#### Stated exercise:
Print the listing that follows, character for character.

#### Record list:
........
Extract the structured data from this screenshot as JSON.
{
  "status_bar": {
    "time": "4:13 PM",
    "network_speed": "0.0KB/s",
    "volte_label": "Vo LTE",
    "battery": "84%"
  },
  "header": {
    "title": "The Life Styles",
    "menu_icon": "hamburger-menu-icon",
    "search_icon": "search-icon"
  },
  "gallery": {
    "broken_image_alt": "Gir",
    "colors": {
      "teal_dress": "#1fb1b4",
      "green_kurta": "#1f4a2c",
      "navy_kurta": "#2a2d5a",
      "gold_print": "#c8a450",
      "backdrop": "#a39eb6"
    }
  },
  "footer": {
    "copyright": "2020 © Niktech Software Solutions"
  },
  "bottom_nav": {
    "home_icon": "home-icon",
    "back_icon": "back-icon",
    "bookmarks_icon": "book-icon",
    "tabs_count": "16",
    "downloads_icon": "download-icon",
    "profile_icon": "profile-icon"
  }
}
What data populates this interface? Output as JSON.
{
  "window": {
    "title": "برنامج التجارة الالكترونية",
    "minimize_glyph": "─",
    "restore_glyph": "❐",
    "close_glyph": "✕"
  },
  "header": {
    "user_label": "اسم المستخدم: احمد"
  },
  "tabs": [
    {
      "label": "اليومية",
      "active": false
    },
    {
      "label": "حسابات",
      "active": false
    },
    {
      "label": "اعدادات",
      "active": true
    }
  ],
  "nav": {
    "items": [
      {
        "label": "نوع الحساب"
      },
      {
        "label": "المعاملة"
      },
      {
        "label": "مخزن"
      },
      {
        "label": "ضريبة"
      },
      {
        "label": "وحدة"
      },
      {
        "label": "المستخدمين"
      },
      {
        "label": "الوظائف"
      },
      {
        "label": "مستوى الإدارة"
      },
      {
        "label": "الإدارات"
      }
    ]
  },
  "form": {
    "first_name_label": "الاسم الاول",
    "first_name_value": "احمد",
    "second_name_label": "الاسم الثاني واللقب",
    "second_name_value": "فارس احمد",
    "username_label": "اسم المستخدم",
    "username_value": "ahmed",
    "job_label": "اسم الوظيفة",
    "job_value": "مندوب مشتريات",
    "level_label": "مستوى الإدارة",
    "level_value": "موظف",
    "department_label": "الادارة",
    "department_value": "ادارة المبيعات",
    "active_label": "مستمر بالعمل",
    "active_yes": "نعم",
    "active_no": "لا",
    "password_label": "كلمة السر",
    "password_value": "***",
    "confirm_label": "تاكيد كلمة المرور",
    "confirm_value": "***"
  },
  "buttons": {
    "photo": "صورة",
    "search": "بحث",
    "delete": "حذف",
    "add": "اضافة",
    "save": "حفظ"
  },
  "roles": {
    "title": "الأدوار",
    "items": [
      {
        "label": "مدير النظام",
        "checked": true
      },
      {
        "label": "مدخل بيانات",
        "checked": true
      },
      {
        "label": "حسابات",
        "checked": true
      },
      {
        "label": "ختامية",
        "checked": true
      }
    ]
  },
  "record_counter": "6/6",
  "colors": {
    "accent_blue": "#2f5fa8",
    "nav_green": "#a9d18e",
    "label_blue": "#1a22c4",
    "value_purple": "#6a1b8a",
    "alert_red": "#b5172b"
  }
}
........
#### Worked solution:
Extract the structured data from this screenshot as JSON.
{
  "status_bar": {
    "time": "4:13 PM",
    "network_speed": "0.0KB/s",
    "volte_label": "Vo LTE",
    "battery": "84%"
  },
  "header": {
    "title": "The Life Styles",
    "menu_icon": "hamburger-menu-icon",
    "search_icon": "search-icon"
  },
  "gallery": {
    "broken_image_alt": "Gir",
    "colors": {
      "teal_dress": "#1fb1b4",
      "green_kurta": "#1f4a2c",
      "navy_kurta": "#2a2d5a",
      "gold_print": "#c8a450",
      "backdrop": "#a39eb6"
    }
  },
  "footer": {
    "copyright": "2020 © Niktech Software Solutions"
  },
  "bottom_nav": {
    "home_icon": "home-icon",
    "back_icon": "back-icon",
    "bookmarks_icon": "book-icon",
    "tabs_count": "16",
    "downloads_icon": "download-icon",
    "profile_icon": "profile-icon"
  }
}
What data populates this interface? Output as JSON.
{
  "window": {
    "title": "برنامج التجارة الالكترونية",
    "minimize_glyph": "─",
    "restore_glyph": "❐",
    "close_glyph": "✕"
  },
  "header": {
    "user_label": "اسم المستخدم: احمد"
  },
  "tabs": [
    {
      "label": "اليومية",
      "active": false
    },
    {
      "label": "حسابات",
      "active": false
    },
    {
      "label": "اعدادات",
      "active": true
    }
  ],
  "nav": {
    "items": [
      {
        "label": "نوع الحساب"
      },
      {
        "label": "المعاملة"
      },
      {
        "label": "مخزن"
      },
      {
        "label": "ضريبة"
      },
      {
        "label": "وحدة"
      },
      {
        "label": "المستخدمين"
      },
      {
        "label": "الوظائف"
      },
      {
        "label": "مستوى الإدارة"
      },
      {
        "label": "الإدارات"
      }
    ]
  },
  "form": {
    "first_name_label": "الاسم الاول",
    "first_name_value": "احمد",
    "second_name_label": "الاسم الثاني واللقب",
    "second_name_value": "فارس احمد",
    "username_label": "اسم المستخدم",
    "username_value": "ahmed",
    "job_label": "اسم الوظيفة",
    "job_value": "مندوب مشتريات",
    "level_label": "مستوى الإدارة",
    "level_value": "موظف",
    "department_label": "الادارة",
    "department_value": "ادارة المبيعات",
    "active_label": "مستمر بالعمل",
    "active_yes": "نعم",
    "active_no": "لا",
    "password_label": "كلمة السر",
    "password_value": "***",
    "confirm_label": "تاكيد كلمة المرور",
    "confirm_value": "***"
  },
  "buttons": {
    "photo": "صورة",
    "search": "بحث",
    "delete": "حذف",
    "add": "اضافة",
    "save": "حفظ"
  },
  "roles": {
    "title": "الأدوار",
    "items": [
      {
        "label": "مدير النظام",
        "checked": true
      },
      {
        "label": "مدخل بيانات",
        "checked": true
      },
      {
        "label": "حسابات",
        "checked": true
      },
      {
        "label": "ختامية",
        "checked": true
      }
    ]
  },
  "record_counter": "6/6",
  "colors": {
    "accent_blue": "#2f5fa8",
    "nav_green": "#a9d18e",
    "label_blue": "#1a22c4",
    "value_purple": "#6a1b8a",
    "alert_red": "#b5172b"
  }
}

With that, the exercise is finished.